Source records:

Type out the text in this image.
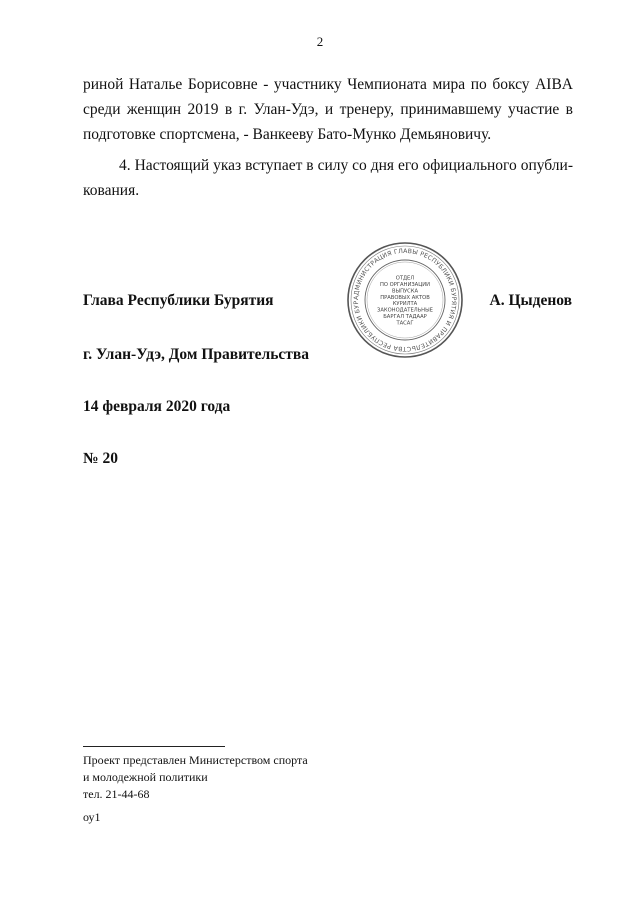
2
риной Наталье Борисовне - участнику Чемпионата мира по боксу AIBA
среди женщин 2019 в г. Улан-Удэ, и тренеру, принимавшему участие в
подготовке спортсмена, - Ванкееву Бато-Мунко Демьяновичу.
4. Настоящий указ вступает в силу со дня его официального опубли-
кования.
АДМИНИСТРАЦИЯ ГЛАВЫ РЕСПУБЛИКИ БУРЯТИЯ И ПРАВИТЕЛЬСТВА РЕСПУБЛИКИ БУР
ОТДЕЛ
ПО ОРГАНИЗАЦИИ
ВЫПУСКА
ПРАВОВЫХ АКТОВ
КУРИЛТА
ЗАКОНОДАТЕЛЬНЫЕ
БАРГАЛ ТАДААР
ТАСАГ
Глава Республики Бурятия	А. Цыденов
г. Улан-Удэ, Дом Правительства
14 февраля 2020 года
№ 20
Проект представлен Министерством спорта
и молодежной политики
тел. 21-44-68
оу1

• **THE REQUEST**: Extract each line holding the string "Улан".

• **ANSWER TO THE EXERCISE**:
среди женщин 2019 в г. Улан-Удэ, и тренеру, принимавшему участие в
г. Улан-Удэ, Дом Правительства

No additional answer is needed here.